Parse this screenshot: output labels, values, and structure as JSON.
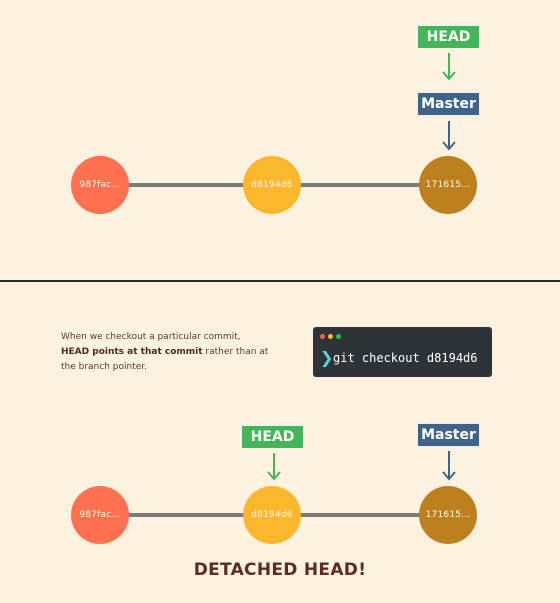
{
  "top": {
    "commits": [
      "987fac...",
      "d8194d6",
      "171615..."
    ],
    "head_label": "HEAD",
    "master_label": "Master"
  },
  "bottom": {
    "caption_pre": "When we checkout a particular commit,",
    "caption_bold": "HEAD points at that commit",
    "caption_post": " rather than at the branch pointer.",
    "terminal": {
      "prompt": "❯",
      "command": "git checkout d8194d6",
      "dots": [
        "#ff5f56",
        "#ffbd2e",
        "#27c93f"
      ]
    },
    "commits": [
      "987fac...",
      "d8194d6",
      "171615..."
    ],
    "head_label": "HEAD",
    "master_label": "Master",
    "detached_text": "DETACHED HEAD!"
  },
  "colors": {
    "background": "#fdf2e0",
    "commit_1": "#ff7150",
    "commit_2": "#fdb72d",
    "commit_3": "#bd801f",
    "head": "#43b65a",
    "master": "#3f6488",
    "line": "#7a7a7a"
  }
}
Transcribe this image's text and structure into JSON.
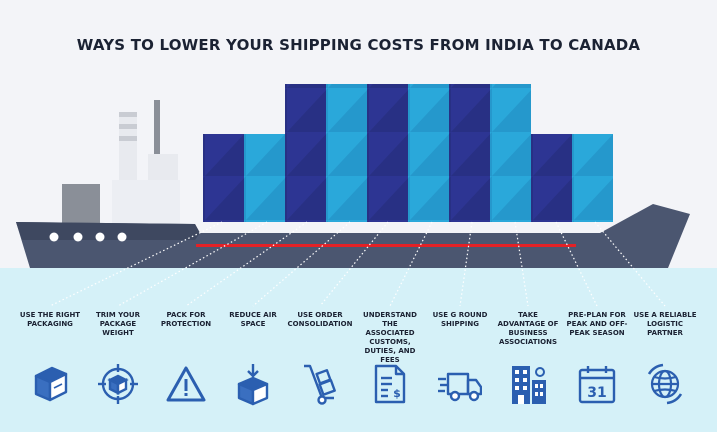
{
  "title": "WAYS TO LOWER YOUR SHIPPING COSTS FROM INDIA TO CANADA",
  "colors": {
    "navy": "#2d3593",
    "cyan": "#2aa8da",
    "hull": "#4b5670",
    "red_stripe": "#e32126",
    "sea": "#d5f1f8",
    "icon_blue": "#2b5fb0"
  },
  "tips": [
    {
      "label": "USE THE RIGHT PACKAGING",
      "icon": "box-icon"
    },
    {
      "label": "TRIM YOUR PACKAGE WEIGHT",
      "icon": "target-box-icon"
    },
    {
      "label": "PACK FOR PROTECTION",
      "icon": "warning-icon"
    },
    {
      "label": "REDUCE AIR SPACE",
      "icon": "compress-box-icon"
    },
    {
      "label": "USE ORDER CONSOLIDATION",
      "icon": "hand-truck-icon"
    },
    {
      "label": "UNDERSTAND THE ASSOCIATED CUSTOMS, DUTIES, AND FEES",
      "icon": "invoice-icon"
    },
    {
      "label": "USE G ROUND SHIPPING",
      "icon": "delivery-truck-icon"
    },
    {
      "label": "TAKE ADVANTAGE OF BUSINESS ASSOCIATIONS",
      "icon": "building-icon"
    },
    {
      "label": "PRE-PLAN FOR PEAK AND OFF-PEAK SEASON",
      "icon": "calendar-icon",
      "calendar_day": "31"
    },
    {
      "label": "USE A RELIABLE LOGISTIC PARTNER",
      "icon": "globe-icon"
    }
  ]
}
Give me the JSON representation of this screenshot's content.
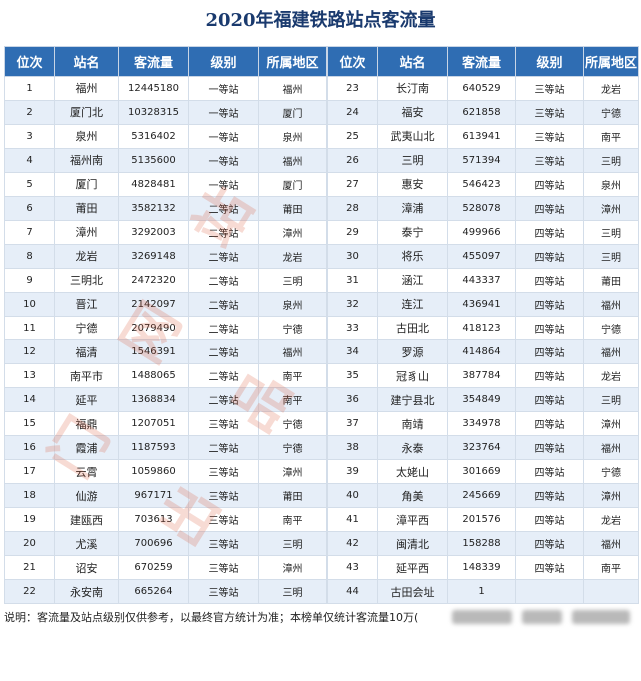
{
  "title": "2020年福建铁路站点客流量",
  "headers": [
    "位次",
    "站名",
    "客流量",
    "级别",
    "所属地区"
  ],
  "left_rows": [
    [
      "1",
      "福州",
      "12445180",
      "一等站",
      "福州"
    ],
    [
      "2",
      "厦门北",
      "10328315",
      "一等站",
      "厦门"
    ],
    [
      "3",
      "泉州",
      "5316402",
      "一等站",
      "泉州"
    ],
    [
      "4",
      "福州南",
      "5135600",
      "一等站",
      "福州"
    ],
    [
      "5",
      "厦门",
      "4828481",
      "一等站",
      "厦门"
    ],
    [
      "6",
      "莆田",
      "3582132",
      "二等站",
      "莆田"
    ],
    [
      "7",
      "漳州",
      "3292003",
      "二等站",
      "漳州"
    ],
    [
      "8",
      "龙岩",
      "3269148",
      "二等站",
      "龙岩"
    ],
    [
      "9",
      "三明北",
      "2472320",
      "二等站",
      "三明"
    ],
    [
      "10",
      "晋江",
      "2142097",
      "二等站",
      "泉州"
    ],
    [
      "11",
      "宁德",
      "2079490",
      "二等站",
      "宁德"
    ],
    [
      "12",
      "福清",
      "1546391",
      "二等站",
      "福州"
    ],
    [
      "13",
      "南平市",
      "1488065",
      "二等站",
      "南平"
    ],
    [
      "14",
      "延平",
      "1368834",
      "二等站",
      "南平"
    ],
    [
      "15",
      "福鼎",
      "1207051",
      "三等站",
      "宁德"
    ],
    [
      "16",
      "霞浦",
      "1187593",
      "二等站",
      "宁德"
    ],
    [
      "17",
      "云霄",
      "1059860",
      "三等站",
      "漳州"
    ],
    [
      "18",
      "仙游",
      "967171",
      "三等站",
      "莆田"
    ],
    [
      "19",
      "建瓯西",
      "703613",
      "三等站",
      "南平"
    ],
    [
      "20",
      "尤溪",
      "700696",
      "三等站",
      "三明"
    ],
    [
      "21",
      "诏安",
      "670259",
      "三等站",
      "漳州"
    ],
    [
      "22",
      "永安南",
      "665264",
      "三等站",
      "三明"
    ]
  ],
  "right_rows": [
    [
      "23",
      "长汀南",
      "640529",
      "三等站",
      "龙岩"
    ],
    [
      "24",
      "福安",
      "621858",
      "三等站",
      "宁德"
    ],
    [
      "25",
      "武夷山北",
      "613941",
      "三等站",
      "南平"
    ],
    [
      "26",
      "三明",
      "571394",
      "三等站",
      "三明"
    ],
    [
      "27",
      "惠安",
      "546423",
      "四等站",
      "泉州"
    ],
    [
      "28",
      "漳浦",
      "528078",
      "四等站",
      "漳州"
    ],
    [
      "29",
      "泰宁",
      "499966",
      "四等站",
      "三明"
    ],
    [
      "30",
      "将乐",
      "455097",
      "四等站",
      "三明"
    ],
    [
      "31",
      "涵江",
      "443337",
      "四等站",
      "莆田"
    ],
    [
      "32",
      "连江",
      "436941",
      "四等站",
      "福州"
    ],
    [
      "33",
      "古田北",
      "418123",
      "四等站",
      "宁德"
    ],
    [
      "34",
      "罗源",
      "414864",
      "四等站",
      "福州"
    ],
    [
      "35",
      "冠豸山",
      "387784",
      "四等站",
      "龙岩"
    ],
    [
      "36",
      "建宁县北",
      "354849",
      "四等站",
      "三明"
    ],
    [
      "37",
      "南靖",
      "334978",
      "四等站",
      "漳州"
    ],
    [
      "38",
      "永泰",
      "323764",
      "四等站",
      "福州"
    ],
    [
      "39",
      "太姥山",
      "301669",
      "四等站",
      "宁德"
    ],
    [
      "40",
      "角美",
      "245669",
      "四等站",
      "漳州"
    ],
    [
      "41",
      "漳平西",
      "201576",
      "四等站",
      "龙岩"
    ],
    [
      "42",
      "闽清北",
      "158288",
      "四等站",
      "福州"
    ],
    [
      "43",
      "延平西",
      "148339",
      "四等站",
      "南平"
    ],
    [
      "44",
      "古田会址",
      "1",
      "",
      ""
    ]
  ],
  "watermark": "门 网 站 出 品",
  "footer": "说明：客流量及站点级别仅供参考，以最终官方统计为准；本榜单仅统计客流量10万("
}
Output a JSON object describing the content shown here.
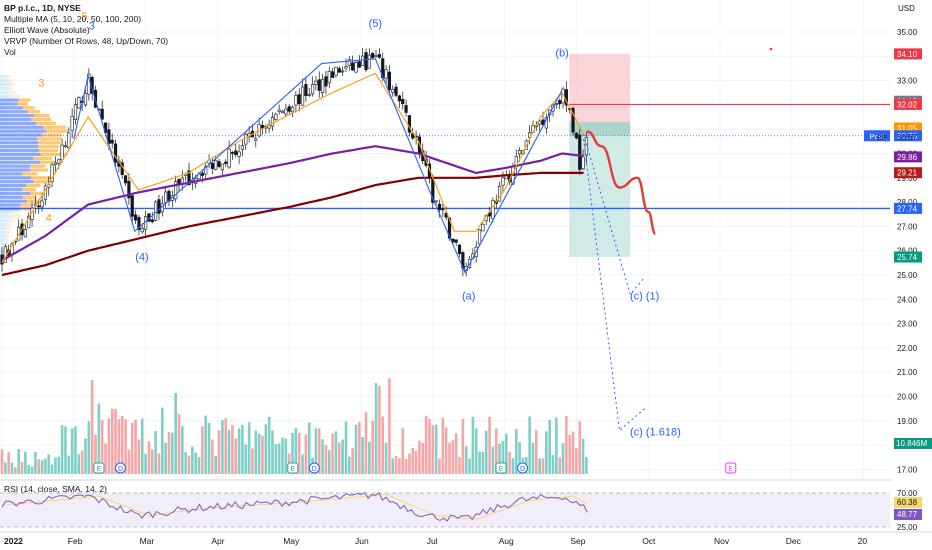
{
  "header": {
    "symbol_line": "BP p.l.c., 1D, NYSE",
    "indicators": [
      "Multiple MA (5, 10, 20, 50, 100, 200)",
      "Elliott Wave (Absolute)",
      "VRVP (Number Of Rows, 48, Up/Down, 70)",
      "Vol"
    ]
  },
  "rsi_label": "RSI (14, close, SMA, 14, 2)",
  "colors": {
    "up": "#26a69a",
    "down": "#ef5350",
    "wave": "#2962ff",
    "ma_fast": "#f7a21b",
    "ma_mid": "#7b1fa2",
    "ma_slow": "#7f0000",
    "support": "#2962ff",
    "projection": "#e53935",
    "rsi": "#7e57c2",
    "rsi_signal": "#f9d66b"
  },
  "chart_data": {
    "type": "candlestick",
    "title": "BP p.l.c., 1D, NYSE",
    "currency": "USD",
    "y_ticks": [
      "35.00",
      "34.00",
      "33.00",
      "32.00",
      "31.00",
      "30.00",
      "29.00",
      "28.00",
      "27.00",
      "26.00",
      "25.00",
      "24.00",
      "23.00",
      "22.00",
      "21.00",
      "20.00",
      "19.00",
      "18.00",
      "17.00"
    ],
    "x_ticks": [
      "2022",
      "Feb",
      "Mar",
      "Apr",
      "May",
      "Jun",
      "Jul",
      "Aug",
      "Sep",
      "Oct",
      "Nov",
      "Dec",
      "20"
    ],
    "ylim": [
      16.5,
      36.5
    ],
    "price_badges": [
      {
        "text": "34.10",
        "value": 34.1,
        "color": "#f23645"
      },
      {
        "text": "32.15",
        "value": 32.15,
        "color": "#787b86"
      },
      {
        "text": "32.02",
        "value": 32.02,
        "color": "#f23645"
      },
      {
        "text": "31.05",
        "value": 31.05,
        "color": "#ff9800"
      },
      {
        "text": "30.73",
        "value": 30.73,
        "color": "#2962ff",
        "tag": "Post"
      },
      {
        "text": "30.67",
        "value": 30.67,
        "color": "none",
        "tag": "BP"
      },
      {
        "text": "29.86",
        "value": 29.86,
        "color": "#7b1fa2"
      },
      {
        "text": "29.21",
        "value": 29.21,
        "color": "#b71c1c"
      },
      {
        "text": "27.74",
        "value": 27.74,
        "color": "#2962ff"
      },
      {
        "text": "25.74",
        "value": 25.74,
        "color": "#089981"
      }
    ],
    "volume_badge": "10.846M",
    "rsi_badges": [
      {
        "text": "60.38",
        "color": "#f9d66b"
      },
      {
        "text": "48.77",
        "color": "#7e57c2"
      }
    ],
    "rsi_ticks": [
      "70.00",
      "25.00"
    ],
    "support_level": 27.74,
    "position": {
      "entry": 30.73,
      "stop": 34.1,
      "target": 25.74,
      "start_month": 7.9,
      "end_month": 8.75
    },
    "wave_labels": [
      {
        "text": "5",
        "month": 1.15,
        "price": 35.5,
        "color": "#ff9800"
      },
      {
        "text": "3",
        "month": 1.25,
        "price": 35.1,
        "color": "#2962ff"
      },
      {
        "text": "3",
        "month": 0.55,
        "price": 32.75,
        "color": "#ff9800"
      },
      {
        "text": "4",
        "month": 0.65,
        "price": 27.2,
        "color": "#ff9800"
      },
      {
        "text": "(4)",
        "month": 1.95,
        "price": 25.6,
        "color": "#2962ff"
      },
      {
        "text": "(5)",
        "month": 5.2,
        "price": 35.2,
        "color": "#2962ff"
      },
      {
        "text": "(a)",
        "month": 6.5,
        "price": 24.0,
        "color": "#2962ff"
      },
      {
        "text": "(b)",
        "month": 7.8,
        "price": 34.0,
        "color": "#2962ff"
      },
      {
        "text": "(c) (1)",
        "month": 8.95,
        "price": 24.0,
        "color": "#2962ff"
      },
      {
        "text": "(c) (1.618)",
        "month": 9.1,
        "price": 18.4,
        "color": "#2962ff"
      }
    ],
    "elliott_wave": {
      "months": [
        1.0,
        1.2,
        1.85,
        4.45,
        5.2,
        5.95,
        6.45,
        7.8
      ],
      "prices": [
        30.6,
        33.2,
        26.8,
        33.7,
        33.9,
        28.5,
        25.1,
        32.6
      ]
    },
    "wave_dotted": {
      "months": [
        6.45,
        7.8
      ],
      "prices": [
        25.1,
        32.6
      ]
    },
    "projection_c1": {
      "months": [
        8.1,
        8.75,
        8.95
      ],
      "prices": [
        30.8,
        24.2,
        24.9
      ]
    },
    "projection_c1618": {
      "months": [
        8.1,
        8.6,
        8.95
      ],
      "prices": [
        30.6,
        18.6,
        19.5
      ]
    },
    "red_path": {
      "months": [
        8.15,
        8.35,
        8.6,
        8.85,
        9.0,
        9.1
      ],
      "prices": [
        30.9,
        30.3,
        28.6,
        29.0,
        27.6,
        26.7
      ]
    },
    "earnings_markers": [
      {
        "text": "E",
        "month": 1.35
      },
      {
        "text": "D",
        "month": 1.65
      },
      {
        "text": "E",
        "month": 4.05
      },
      {
        "text": "D",
        "month": 4.35
      },
      {
        "text": "E",
        "month": 6.95
      },
      {
        "text": "D",
        "month": 7.25
      },
      {
        "text": "E",
        "month": 10.15
      }
    ],
    "ma_keys": {
      "m": [
        0,
        0.6,
        1.2,
        1.9,
        2.6,
        3.3,
        4.0,
        4.6,
        5.2,
        5.8,
        6.3,
        6.6,
        7.0,
        7.5,
        7.8,
        8.1
      ],
      "ma20": [
        25.5,
        28.5,
        31.5,
        28.5,
        29.2,
        30.5,
        31.6,
        32.5,
        33.3,
        30.5,
        26.8,
        26.8,
        28.5,
        31.5,
        32.5,
        30.8
      ],
      "ma100": [
        25.6,
        26.6,
        27.9,
        28.4,
        28.8,
        29.2,
        29.6,
        30.0,
        30.3,
        30.0,
        29.5,
        29.2,
        29.4,
        29.7,
        30.0,
        29.9
      ],
      "ma200": [
        25.0,
        25.4,
        26.0,
        26.5,
        27.0,
        27.4,
        27.8,
        28.2,
        28.7,
        29.0,
        29.0,
        29.0,
        29.1,
        29.2,
        29.2,
        29.2
      ]
    },
    "price_keys": {
      "m": [
        0,
        0.5,
        1.2,
        1.5,
        1.9,
        2.3,
        2.8,
        3.3,
        3.9,
        4.6,
        5.2,
        5.5,
        5.8,
        6.0,
        6.25,
        6.45,
        6.7,
        7.0,
        7.4,
        7.8,
        7.95,
        8.05,
        8.15
      ],
      "p": [
        25.7,
        27.8,
        33.0,
        30.5,
        26.8,
        28.3,
        29.4,
        30.2,
        31.8,
        33.3,
        33.9,
        32.3,
        30.3,
        28.2,
        26.7,
        25.2,
        27.2,
        28.8,
        31.0,
        32.5,
        31.2,
        29.6,
        30.9
      ]
    }
  }
}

Stated task:
Find every line in the records above that contains the word "JSON", and copy each one.

Full answer:
Parse this screenshot: output labels, values, and structure as JSON.
Transcribe this image's text and structure into JSON.
Give me the JSON representation of this screenshot's content.
Output a JSON object describing the content shown here.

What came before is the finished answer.